= Do this =
Copy out all lines with the word "przedstawienia" in them.

= Data rows =
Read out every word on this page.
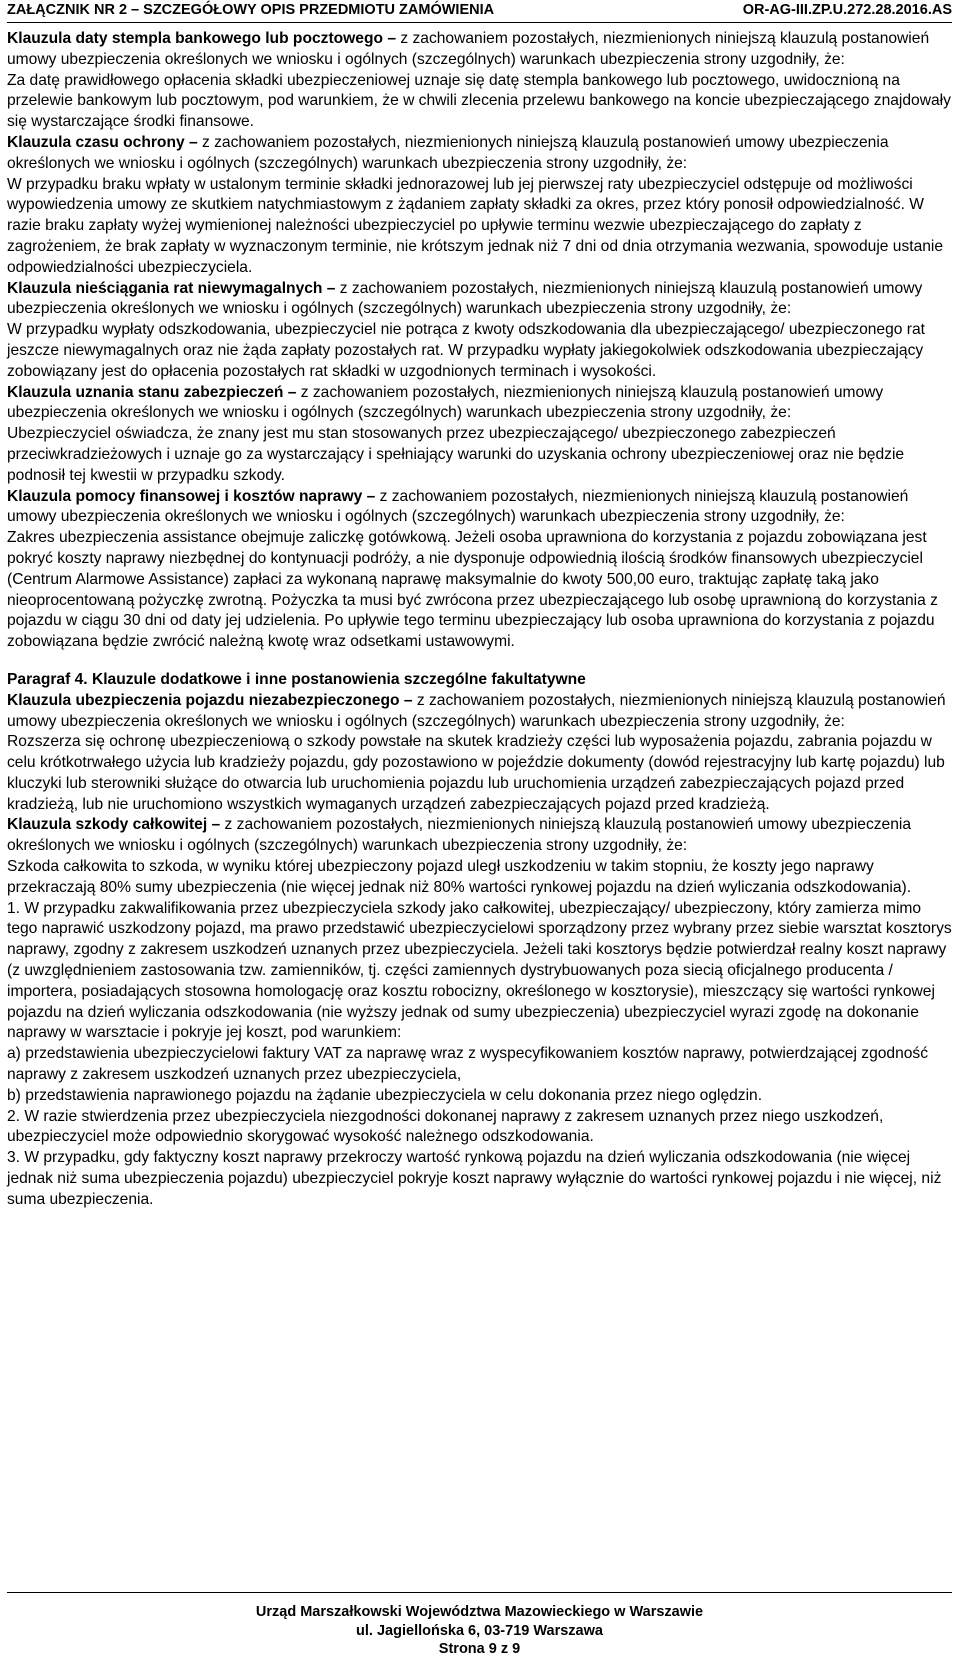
ZAŁĄCZNIK NR 2 – SZCZEGÓŁOWY OPIS PRZEDMIOTU ZAMÓWIENIA	OR-AG-III.ZP.U.272.28.2016.AS

Klauzula daty stempla bankowego lub pocztowego – z zachowaniem pozostałych, niezmienionych niniejszą klauzulą postanowień umowy ubezpieczenia określonych we wniosku i ogólnych (szczególnych) warunkach ubezpieczenia strony uzgodniły, że:

Za datę prawidłowego opłacenia składki ubezpieczeniowej uznaje się datę stempla bankowego lub pocztowego, uwidocznioną na przelewie bankowym lub pocztowym, pod warunkiem, że w chwili zlecenia przelewu bankowego na koncie ubezpieczającego znajdowały się wystarczające środki finansowe.

Klauzula czasu ochrony – z zachowaniem pozostałych, niezmienionych niniejszą klauzulą postanowień umowy ubezpieczenia określonych we wniosku i ogólnych (szczególnych) warunkach ubezpieczenia strony uzgodniły, że:

W przypadku braku wpłaty w ustalonym terminie składki jednorazowej lub jej pierwszej raty ubezpieczyciel odstępuje od możliwości wypowiedzenia umowy ze skutkiem natychmiastowym z żądaniem zapłaty składki za okres, przez który ponosił odpowiedzialność. W razie braku zapłaty wyżej wymienionej należności ubezpieczyciel po upływie terminu wezwie ubezpieczającego do zapłaty z zagrożeniem, że brak zapłaty w wyznaczonym terminie, nie krótszym jednak niż 7 dni od dnia otrzymania wezwania, spowoduje ustanie odpowiedzialności ubezpieczyciela.

Klauzula nieściągania rat niewymagalnych – z zachowaniem pozostałych, niezmienionych niniejszą klauzulą postanowień umowy ubezpieczenia określonych we wniosku i ogólnych (szczególnych) warunkach ubezpieczenia strony uzgodniły, że:

W przypadku wypłaty odszkodowania, ubezpieczyciel nie potrąca z kwoty odszkodowania dla ubezpieczającego/ ubezpieczonego rat jeszcze niewymagalnych oraz nie żąda zapłaty pozostałych rat. W przypadku wypłaty jakiegokolwiek odszkodowania ubezpieczający zobowiązany jest do opłacenia pozostałych rat składki w uzgodnionych terminach i wysokości.

Klauzula uznania stanu zabezpieczeń – z zachowaniem pozostałych, niezmienionych niniejszą klauzulą postanowień umowy ubezpieczenia określonych we wniosku i ogólnych (szczególnych) warunkach ubezpieczenia strony uzgodniły, że:

Ubezpieczyciel oświadcza, że znany jest mu stan stosowanych przez ubezpieczającego/ ubezpieczonego zabezpieczeń przeciwkradzieżowych i uznaje go za wystarczający i spełniający warunki do uzyskania ochrony ubezpieczeniowej oraz nie będzie podnosił tej kwestii w przypadku szkody.

Klauzula pomocy finansowej i kosztów naprawy – z zachowaniem pozostałych, niezmienionych niniejszą klauzulą postanowień umowy ubezpieczenia określonych we wniosku i ogólnych (szczególnych) warunkach ubezpieczenia strony uzgodniły, że:

Zakres ubezpieczenia assistance obejmuje zaliczkę gotówkową. Jeżeli osoba uprawniona do korzystania z pojazdu zobowiązana jest pokryć koszty naprawy niezbędnej do kontynuacji podróży, a nie dysponuje odpowiednią ilością środków finansowych ubezpieczyciel (Centrum Alarmowe Assistance) zapłaci za wykonaną naprawę maksymalnie do kwoty 500,00 euro, traktując zapłatę taką jako nieoprocentowaną pożyczkę zwrotną. Pożyczka ta musi być zwrócona przez ubezpieczającego lub osobę uprawnioną do korzystania z pojazdu w ciągu 30 dni od daty jej udzielenia. Po upływie tego terminu ubezpieczający lub osoba uprawniona do korzystania z pojazdu zobowiązana będzie zwrócić należną kwotę wraz odsetkami ustawowymi.

Paragraf 4. Klauzule dodatkowe i inne postanowienia szczególne fakultatywne

Klauzula ubezpieczenia pojazdu niezabezpieczonego – z zachowaniem pozostałych, niezmienionych niniejszą klauzulą postanowień umowy ubezpieczenia określonych we wniosku i ogólnych (szczególnych) warunkach ubezpieczenia strony uzgodniły, że:

Rozszerza się ochronę ubezpieczeniową o szkody powstałe na skutek kradzieży części lub wyposażenia pojazdu, zabrania pojazdu w celu krótkotrwałego użycia lub kradzieży pojazdu, gdy pozostawiono w pojeździe dokumenty (dowód rejestracyjny lub kartę pojazdu) lub kluczyki lub sterowniki służące do otwarcia lub uruchomienia pojazdu lub uruchomienia urządzeń zabezpieczających pojazd przed kradzieżą, lub nie uruchomiono wszystkich wymaganych urządzeń zabezpieczających pojazd przed kradzieżą.

Klauzula szkody całkowitej – z zachowaniem pozostałych, niezmienionych niniejszą klauzulą postanowień umowy ubezpieczenia określonych we wniosku i ogólnych (szczególnych) warunkach ubezpieczenia strony uzgodniły, że:

Szkoda całkowita to szkoda, w wyniku której ubezpieczony pojazd uległ uszkodzeniu w takim stopniu, że koszty jego naprawy przekraczają 80% sumy ubezpieczenia (nie więcej jednak niż 80% wartości rynkowej pojazdu na dzień wyliczania odszkodowania).

1. W przypadku zakwalifikowania przez ubezpieczyciela szkody jako całkowitej, ubezpieczający/ ubezpieczony, który zamierza mimo tego naprawić uszkodzony pojazd, ma prawo przedstawić ubezpieczycielowi sporządzony przez wybrany przez siebie warsztat kosztorys naprawy, zgodny z zakresem uszkodzeń uznanych przez ubezpieczyciela. Jeżeli taki kosztorys będzie potwierdzał realny koszt naprawy (z uwzględnieniem zastosowania tzw. zamienników, tj. części zamiennych dystrybuowanych poza siecią oficjalnego producenta / importera, posiadających stosowna homologację oraz kosztu robocizny, określonego w kosztorysie), mieszczący się wartości rynkowej pojazdu na dzień wyliczania odszkodowania (nie wyższy jednak od sumy ubezpieczenia) ubezpieczyciel wyrazi zgodę na dokonanie naprawy w warsztacie i pokryje jej koszt, pod warunkiem:

a) przedstawienia ubezpieczycielowi faktury VAT za naprawę wraz z wyspecyfikowaniem kosztów naprawy, potwierdzającej zgodność naprawy z zakresem uszkodzeń uznanych przez ubezpieczyciela,

b) przedstawienia naprawionego pojazdu na żądanie ubezpieczyciela w celu dokonania przez niego oględzin.

2. W razie stwierdzenia przez ubezpieczyciela niezgodności dokonanej naprawy z zakresem uznanych przez niego uszkodzeń, ubezpieczyciel może odpowiednio skorygować wysokość należnego odszkodowania.

3. W przypadku, gdy faktyczny koszt naprawy przekroczy wartość rynkową pojazdu na dzień wyliczania odszkodowania (nie więcej jednak niż suma ubezpieczenia pojazdu) ubezpieczyciel pokryje koszt naprawy wyłącznie do wartości rynkowej pojazdu i nie więcej, niż suma ubezpieczenia.

Urząd Marszałkowski Województwa Mazowieckiego w Warszawie
ul. Jagiellońska 6, 03-719 Warszawa
Strona 9 z 9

= The output =
a) przedstawienia ubezpieczycielowi faktury VAT za naprawę wraz z wyspecyfikowaniem kosztów naprawy, potwierdzającej zgodność naprawy z zakresem uszkodzeń uznanych przez ubezpieczyciela,
b) przedstawienia naprawionego pojazdu na żądanie ubezpieczyciela w celu dokonania przez niego oględzin.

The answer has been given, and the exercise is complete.